** start RECORD EXCERPTS **

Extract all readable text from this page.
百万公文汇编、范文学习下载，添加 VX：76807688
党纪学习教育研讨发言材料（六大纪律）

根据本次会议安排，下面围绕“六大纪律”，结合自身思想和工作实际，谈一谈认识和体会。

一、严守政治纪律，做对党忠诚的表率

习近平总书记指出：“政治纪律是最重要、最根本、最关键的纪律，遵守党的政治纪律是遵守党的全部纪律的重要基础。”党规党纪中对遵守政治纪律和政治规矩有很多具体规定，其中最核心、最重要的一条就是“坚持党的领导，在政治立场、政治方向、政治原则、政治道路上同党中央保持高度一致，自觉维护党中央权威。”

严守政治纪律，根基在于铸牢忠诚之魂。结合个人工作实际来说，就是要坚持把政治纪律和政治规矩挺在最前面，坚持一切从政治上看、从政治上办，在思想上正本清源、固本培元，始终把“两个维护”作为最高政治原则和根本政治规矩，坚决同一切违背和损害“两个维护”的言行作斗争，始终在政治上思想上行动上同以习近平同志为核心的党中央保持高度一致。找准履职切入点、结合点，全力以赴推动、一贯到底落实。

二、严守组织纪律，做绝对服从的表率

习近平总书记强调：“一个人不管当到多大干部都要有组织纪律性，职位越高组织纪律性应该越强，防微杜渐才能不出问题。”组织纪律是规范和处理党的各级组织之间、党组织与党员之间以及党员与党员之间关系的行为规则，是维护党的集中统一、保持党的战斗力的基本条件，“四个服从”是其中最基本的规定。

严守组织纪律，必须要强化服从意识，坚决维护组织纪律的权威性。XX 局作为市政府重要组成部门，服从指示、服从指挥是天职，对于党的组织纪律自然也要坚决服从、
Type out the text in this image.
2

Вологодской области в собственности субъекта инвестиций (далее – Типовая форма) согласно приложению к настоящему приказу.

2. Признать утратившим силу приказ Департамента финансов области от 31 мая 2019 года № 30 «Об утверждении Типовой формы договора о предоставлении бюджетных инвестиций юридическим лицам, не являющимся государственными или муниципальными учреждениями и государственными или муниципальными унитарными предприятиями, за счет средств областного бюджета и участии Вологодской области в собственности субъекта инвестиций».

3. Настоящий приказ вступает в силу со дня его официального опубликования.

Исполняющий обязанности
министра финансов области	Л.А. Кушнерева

** end RECORD EXCERPTS **

### EXERCISE DETAILS
Extract all the material, leaving every line as it is.

### EXPECTED ANSWER
Extract all readable text from this page.
百万公文汇编、范文学习下载，添加 VX：76807688
党纪学习教育研讨发言材料（六大纪律）

根据本次会议安排，下面围绕“六大纪律”，结合自身思想和工作实际，谈一谈认识和体会。

一、严守政治纪律，做对党忠诚的表率

习近平总书记指出：“政治纪律是最重要、最根本、最关键的纪律，遵守党的政治纪律是遵守党的全部纪律的重要基础。”党规党纪中对遵守政治纪律和政治规矩有很多具体规定，其中最核心、最重要的一条就是“坚持党的领导，在政治立场、政治方向、政治原则、政治道路上同党中央保持高度一致，自觉维护党中央权威。”

严守政治纪律，根基在于铸牢忠诚之魂。结合个人工作实际来说，就是要坚持把政治纪律和政治规矩挺在最前面，坚持一切从政治上看、从政治上办，在思想上正本清源、固本培元，始终把“两个维护”作为最高政治原则和根本政治规矩，坚决同一切违背和损害“两个维护”的言行作斗争，始终在政治上思想上行动上同以习近平同志为核心的党中央保持高度一致。找准履职切入点、结合点，全力以赴推动、一贯到底落实。

二、严守组织纪律，做绝对服从的表率

习近平总书记强调：“一个人不管当到多大干部都要有组织纪律性，职位越高组织纪律性应该越强，防微杜渐才能不出问题。”组织纪律是规范和处理党的各级组织之间、党组织与党员之间以及党员与党员之间关系的行为规则，是维护党的集中统一、保持党的战斗力的基本条件，“四个服从”是其中最基本的规定。

严守组织纪律，必须要强化服从意识，坚决维护组织纪律的权威性。XX 局作为市政府重要组成部门，服从指示、服从指挥是天职，对于党的组织纪律自然也要坚决服从、
Type out the text in this image.
2

Вологодской области в собственности субъекта инвестиций (далее – Типовая форма) согласно приложению к настоящему приказу.

2. Признать утратившим силу приказ Департамента финансов области от 31 мая 2019 года № 30 «Об утверждении Типовой формы договора о предоставлении бюджетных инвестиций юридическим лицам, не являющимся государственными или муниципальными учреждениями и государственными или муниципальными унитарными предприятиями, за счет средств областного бюджета и участии Вологодской области в собственности субъекта инвестиций».

3. Настоящий приказ вступает в силу со дня его официального опубликования.

Исполняющий обязанности
министра финансов области	Л.А. Кушнерева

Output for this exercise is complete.